EXERCISE: Copy every line that mentions the word "this".
## START
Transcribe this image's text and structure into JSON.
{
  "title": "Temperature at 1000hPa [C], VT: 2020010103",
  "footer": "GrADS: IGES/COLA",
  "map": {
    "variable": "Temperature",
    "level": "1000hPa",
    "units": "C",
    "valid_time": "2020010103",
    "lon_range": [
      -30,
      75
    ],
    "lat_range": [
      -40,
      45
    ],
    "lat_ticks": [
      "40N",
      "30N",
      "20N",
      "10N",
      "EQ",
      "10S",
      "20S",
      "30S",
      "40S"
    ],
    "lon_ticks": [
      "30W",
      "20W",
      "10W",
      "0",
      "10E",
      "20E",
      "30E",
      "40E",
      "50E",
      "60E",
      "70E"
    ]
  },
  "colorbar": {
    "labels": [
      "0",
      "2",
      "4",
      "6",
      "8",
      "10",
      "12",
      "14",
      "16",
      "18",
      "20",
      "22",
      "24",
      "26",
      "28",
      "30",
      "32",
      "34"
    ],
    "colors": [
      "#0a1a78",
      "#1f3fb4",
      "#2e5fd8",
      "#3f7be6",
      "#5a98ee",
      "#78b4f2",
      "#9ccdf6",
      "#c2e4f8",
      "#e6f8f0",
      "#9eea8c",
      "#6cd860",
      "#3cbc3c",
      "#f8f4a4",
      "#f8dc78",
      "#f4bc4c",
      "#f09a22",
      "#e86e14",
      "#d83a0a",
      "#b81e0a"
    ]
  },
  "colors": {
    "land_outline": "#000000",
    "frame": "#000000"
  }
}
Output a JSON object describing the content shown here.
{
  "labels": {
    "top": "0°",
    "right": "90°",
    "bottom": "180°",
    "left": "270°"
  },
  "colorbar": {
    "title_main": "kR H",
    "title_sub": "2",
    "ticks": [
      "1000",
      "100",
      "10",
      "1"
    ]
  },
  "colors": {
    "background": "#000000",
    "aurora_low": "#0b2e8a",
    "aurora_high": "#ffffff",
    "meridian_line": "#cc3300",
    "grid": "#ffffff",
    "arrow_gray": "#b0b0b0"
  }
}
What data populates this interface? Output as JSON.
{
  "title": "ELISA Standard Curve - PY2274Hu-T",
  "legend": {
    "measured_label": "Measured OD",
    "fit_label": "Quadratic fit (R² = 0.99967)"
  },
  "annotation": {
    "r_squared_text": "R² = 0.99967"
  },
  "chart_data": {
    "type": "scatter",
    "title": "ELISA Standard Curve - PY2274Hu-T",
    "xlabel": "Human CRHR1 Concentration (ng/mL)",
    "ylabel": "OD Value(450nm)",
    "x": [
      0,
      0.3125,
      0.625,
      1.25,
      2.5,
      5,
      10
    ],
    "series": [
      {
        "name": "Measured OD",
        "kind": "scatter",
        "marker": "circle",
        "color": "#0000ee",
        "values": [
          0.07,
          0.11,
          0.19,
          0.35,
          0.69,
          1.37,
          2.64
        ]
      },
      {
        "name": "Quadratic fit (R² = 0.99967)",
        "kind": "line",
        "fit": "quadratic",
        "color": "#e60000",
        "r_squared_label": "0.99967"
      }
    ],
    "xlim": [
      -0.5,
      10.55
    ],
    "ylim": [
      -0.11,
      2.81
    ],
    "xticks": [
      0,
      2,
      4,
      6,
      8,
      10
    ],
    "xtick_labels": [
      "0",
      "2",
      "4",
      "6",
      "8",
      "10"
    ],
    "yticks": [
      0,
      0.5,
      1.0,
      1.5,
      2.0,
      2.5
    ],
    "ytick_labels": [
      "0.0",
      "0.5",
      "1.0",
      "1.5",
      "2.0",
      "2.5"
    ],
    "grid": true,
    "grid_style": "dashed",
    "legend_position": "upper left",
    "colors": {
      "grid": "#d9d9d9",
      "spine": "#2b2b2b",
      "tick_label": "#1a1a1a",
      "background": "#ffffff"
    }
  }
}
## END
EXERCISE RESPONSE:
Transcribe this image's text and structure into JSON.
What data populates this interface? Output as JSON.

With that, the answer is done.